Recorded data

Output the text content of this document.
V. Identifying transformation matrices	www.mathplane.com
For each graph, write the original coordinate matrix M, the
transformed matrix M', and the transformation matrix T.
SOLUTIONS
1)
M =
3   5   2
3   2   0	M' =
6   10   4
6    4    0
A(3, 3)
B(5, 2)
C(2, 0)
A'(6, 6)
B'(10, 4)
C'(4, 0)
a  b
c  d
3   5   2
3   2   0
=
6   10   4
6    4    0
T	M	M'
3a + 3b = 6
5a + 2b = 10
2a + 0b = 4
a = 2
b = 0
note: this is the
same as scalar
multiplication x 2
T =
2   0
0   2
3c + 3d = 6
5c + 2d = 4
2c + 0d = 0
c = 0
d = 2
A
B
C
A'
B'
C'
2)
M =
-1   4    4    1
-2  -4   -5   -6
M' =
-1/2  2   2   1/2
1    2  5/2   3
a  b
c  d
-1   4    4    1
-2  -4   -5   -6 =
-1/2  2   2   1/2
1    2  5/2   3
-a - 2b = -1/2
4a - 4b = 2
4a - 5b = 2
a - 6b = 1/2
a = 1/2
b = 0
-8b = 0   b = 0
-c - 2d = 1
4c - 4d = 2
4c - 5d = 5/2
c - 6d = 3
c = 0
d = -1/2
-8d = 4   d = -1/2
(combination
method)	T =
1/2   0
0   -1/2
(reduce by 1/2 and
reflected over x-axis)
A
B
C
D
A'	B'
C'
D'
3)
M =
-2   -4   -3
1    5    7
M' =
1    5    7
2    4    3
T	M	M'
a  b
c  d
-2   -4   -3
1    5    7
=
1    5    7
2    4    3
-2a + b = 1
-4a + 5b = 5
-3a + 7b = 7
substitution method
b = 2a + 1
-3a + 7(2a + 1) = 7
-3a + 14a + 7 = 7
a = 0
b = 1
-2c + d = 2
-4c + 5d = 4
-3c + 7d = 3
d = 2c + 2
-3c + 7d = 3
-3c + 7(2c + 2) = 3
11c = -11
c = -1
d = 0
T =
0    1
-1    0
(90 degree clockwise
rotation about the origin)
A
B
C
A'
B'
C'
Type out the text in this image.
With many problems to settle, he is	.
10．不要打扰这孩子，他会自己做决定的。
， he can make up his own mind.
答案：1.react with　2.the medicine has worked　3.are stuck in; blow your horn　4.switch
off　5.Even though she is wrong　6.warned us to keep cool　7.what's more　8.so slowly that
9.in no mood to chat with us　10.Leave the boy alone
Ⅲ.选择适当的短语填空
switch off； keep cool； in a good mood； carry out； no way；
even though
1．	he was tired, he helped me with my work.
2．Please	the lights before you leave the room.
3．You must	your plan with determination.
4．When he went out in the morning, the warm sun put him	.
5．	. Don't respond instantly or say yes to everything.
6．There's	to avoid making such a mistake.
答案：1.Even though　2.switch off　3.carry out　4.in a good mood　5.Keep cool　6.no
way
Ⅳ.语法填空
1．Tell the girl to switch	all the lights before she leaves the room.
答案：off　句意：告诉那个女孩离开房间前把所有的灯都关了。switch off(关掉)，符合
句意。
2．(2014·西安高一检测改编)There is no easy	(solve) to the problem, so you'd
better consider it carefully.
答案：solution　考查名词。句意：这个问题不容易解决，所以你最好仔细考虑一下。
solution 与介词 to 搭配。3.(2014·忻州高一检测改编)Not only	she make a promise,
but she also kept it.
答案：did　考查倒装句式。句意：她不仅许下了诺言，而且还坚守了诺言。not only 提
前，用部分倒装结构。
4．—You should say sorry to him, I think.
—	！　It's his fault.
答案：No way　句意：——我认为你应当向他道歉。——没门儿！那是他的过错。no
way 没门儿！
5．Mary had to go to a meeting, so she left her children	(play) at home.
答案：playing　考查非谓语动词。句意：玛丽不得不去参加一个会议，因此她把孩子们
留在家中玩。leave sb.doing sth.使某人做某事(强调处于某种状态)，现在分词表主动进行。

[The exercise] Repeat all of the records above exactly as they appear.

[Output for this task]
Output the text content of this document.
V. Identifying transformation matrices	www.mathplane.com
For each graph, write the original coordinate matrix M, the
transformed matrix M', and the transformation matrix T.
SOLUTIONS
1)
M =
3   5   2
3   2   0	M' =
6   10   4
6    4    0
A(3, 3)
B(5, 2)
C(2, 0)
A'(6, 6)
B'(10, 4)
C'(4, 0)
a  b
c  d
3   5   2
3   2   0
=
6   10   4
6    4    0
T	M	M'
3a + 3b = 6
5a + 2b = 10
2a + 0b = 4
a = 2
b = 0
note: this is the
same as scalar
multiplication x 2
T =
2   0
0   2
3c + 3d = 6
5c + 2d = 4
2c + 0d = 0
c = 0
d = 2
A
B
C
A'
B'
C'
2)
M =
-1   4    4    1
-2  -4   -5   -6
M' =
-1/2  2   2   1/2
1    2  5/2   3
a  b
c  d
-1   4    4    1
-2  -4   -5   -6 =
-1/2  2   2   1/2
1    2  5/2   3
-a - 2b = -1/2
4a - 4b = 2
4a - 5b = 2
a - 6b = 1/2
a = 1/2
b = 0
-8b = 0   b = 0
-c - 2d = 1
4c - 4d = 2
4c - 5d = 5/2
c - 6d = 3
c = 0
d = -1/2
-8d = 4   d = -1/2
(combination
method)	T =
1/2   0
0   -1/2
(reduce by 1/2 and
reflected over x-axis)
A
B
C
D
A'	B'
C'
D'
3)
M =
-2   -4   -3
1    5    7
M' =
1    5    7
2    4    3
T	M	M'
a  b
c  d
-2   -4   -3
1    5    7
=
1    5    7
2    4    3
-2a + b = 1
-4a + 5b = 5
-3a + 7b = 7
substitution method
b = 2a + 1
-3a + 7(2a + 1) = 7
-3a + 14a + 7 = 7
a = 0
b = 1
-2c + d = 2
-4c + 5d = 4
-3c + 7d = 3
d = 2c + 2
-3c + 7d = 3
-3c + 7(2c + 2) = 3
11c = -11
c = -1
d = 0
T =
0    1
-1    0
(90 degree clockwise
rotation about the origin)
A
B
C
A'
B'
C'
Type out the text in this image.
With many problems to settle, he is	.
10．不要打扰这孩子，他会自己做决定的。
， he can make up his own mind.
答案：1.react with　2.the medicine has worked　3.are stuck in; blow your horn　4.switch
off　5.Even though she is wrong　6.warned us to keep cool　7.what's more　8.so slowly that
9.in no mood to chat with us　10.Leave the boy alone
Ⅲ.选择适当的短语填空
switch off； keep cool； in a good mood； carry out； no way；
even though
1．	he was tired, he helped me with my work.
2．Please	the lights before you leave the room.
3．You must	your plan with determination.
4．When he went out in the morning, the warm sun put him	.
5．	. Don't respond instantly or say yes to everything.
6．There's	to avoid making such a mistake.
答案：1.Even though　2.switch off　3.carry out　4.in a good mood　5.Keep cool　6.no
way
Ⅳ.语法填空
1．Tell the girl to switch	all the lights before she leaves the room.
答案：off　句意：告诉那个女孩离开房间前把所有的灯都关了。switch off(关掉)，符合
句意。
2．(2014·西安高一检测改编)There is no easy	(solve) to the problem, so you'd
better consider it carefully.
答案：solution　考查名词。句意：这个问题不容易解决，所以你最好仔细考虑一下。
solution 与介词 to 搭配。3.(2014·忻州高一检测改编)Not only	she make a promise,
but she also kept it.
答案：did　考查倒装句式。句意：她不仅许下了诺言，而且还坚守了诺言。not only 提
前，用部分倒装结构。
4．—You should say sorry to him, I think.
—	！　It's his fault.
答案：No way　句意：——我认为你应当向他道歉。——没门儿！那是他的过错。no
way 没门儿！
5．Mary had to go to a meeting, so she left her children	(play) at home.
答案：playing　考查非谓语动词。句意：玛丽不得不去参加一个会议，因此她把孩子们
留在家中玩。leave sb.doing sth.使某人做某事(强调处于某种状态)，现在分词表主动进行。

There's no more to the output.